INSTRUCTION: Restate the listing below word for word, omitting any images.

>> Begin

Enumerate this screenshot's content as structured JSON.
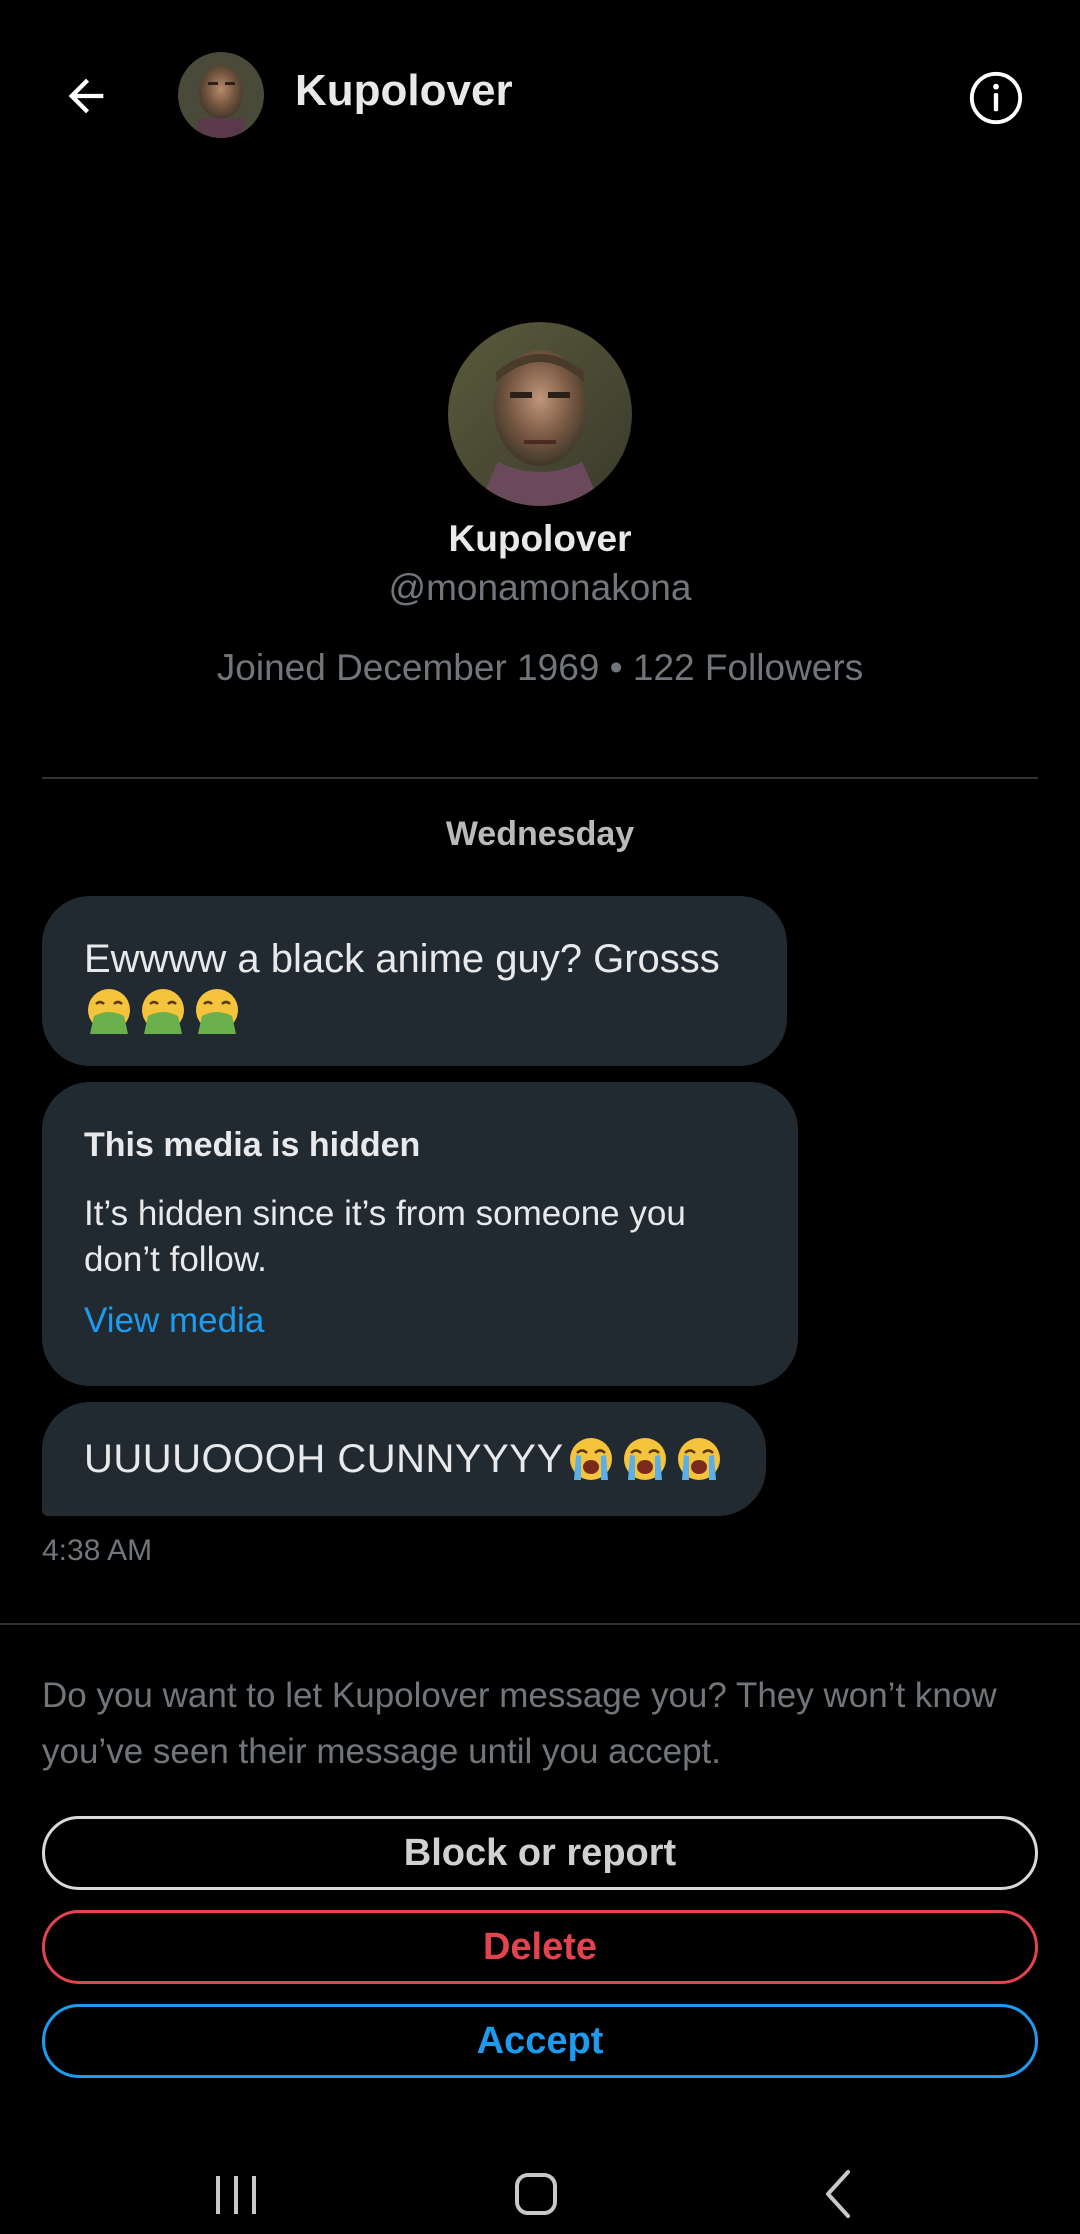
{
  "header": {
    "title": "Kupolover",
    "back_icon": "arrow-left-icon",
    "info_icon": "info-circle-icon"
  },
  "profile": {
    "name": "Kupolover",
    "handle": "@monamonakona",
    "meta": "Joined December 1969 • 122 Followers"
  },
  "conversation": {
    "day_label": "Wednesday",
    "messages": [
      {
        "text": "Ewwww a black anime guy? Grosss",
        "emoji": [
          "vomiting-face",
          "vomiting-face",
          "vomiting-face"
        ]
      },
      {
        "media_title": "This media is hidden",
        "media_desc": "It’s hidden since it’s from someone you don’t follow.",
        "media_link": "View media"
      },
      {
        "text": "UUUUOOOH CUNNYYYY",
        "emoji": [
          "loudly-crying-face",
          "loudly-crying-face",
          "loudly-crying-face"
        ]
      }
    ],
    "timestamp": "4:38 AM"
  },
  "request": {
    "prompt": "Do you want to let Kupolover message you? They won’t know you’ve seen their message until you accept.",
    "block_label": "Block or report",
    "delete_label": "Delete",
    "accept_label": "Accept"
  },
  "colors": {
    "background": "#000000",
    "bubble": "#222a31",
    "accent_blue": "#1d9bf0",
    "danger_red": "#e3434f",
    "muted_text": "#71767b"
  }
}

>> End

THE OUTPUT:
Enumerate this screenshot's content as structured JSON.
{
  "header": {
    "title": "Kupolover",
    "back_icon": "arrow-left-icon",
    "info_icon": "info-circle-icon"
  },
  "profile": {
    "name": "Kupolover",
    "handle": "@monamonakona",
    "meta": "Joined December 1969 • 122 Followers"
  },
  "conversation": {
    "day_label": "Wednesday",
    "messages": [
      {
        "text": "Ewwww a black anime guy? Grosss",
        "emoji": [
          "vomiting-face",
          "vomiting-face",
          "vomiting-face"
        ]
      },
      {
        "media_title": "This media is hidden",
        "media_desc": "It’s hidden since it’s from someone you don’t follow.",
        "media_link": "View media"
      },
      {
        "text": "UUUUOOOH CUNNYYYY",
        "emoji": [
          "loudly-crying-face",
          "loudly-crying-face",
          "loudly-crying-face"
        ]
      }
    ],
    "timestamp": "4:38 AM"
  },
  "request": {
    "prompt": "Do you want to let Kupolover message you? They won’t know you’ve seen their message until you accept.",
    "block_label": "Block or report",
    "delete_label": "Delete",
    "accept_label": "Accept"
  },
  "colors": {
    "background": "#000000",
    "bubble": "#222a31",
    "accent_blue": "#1d9bf0",
    "danger_red": "#e3434f",
    "muted_text": "#71767b"
  }
}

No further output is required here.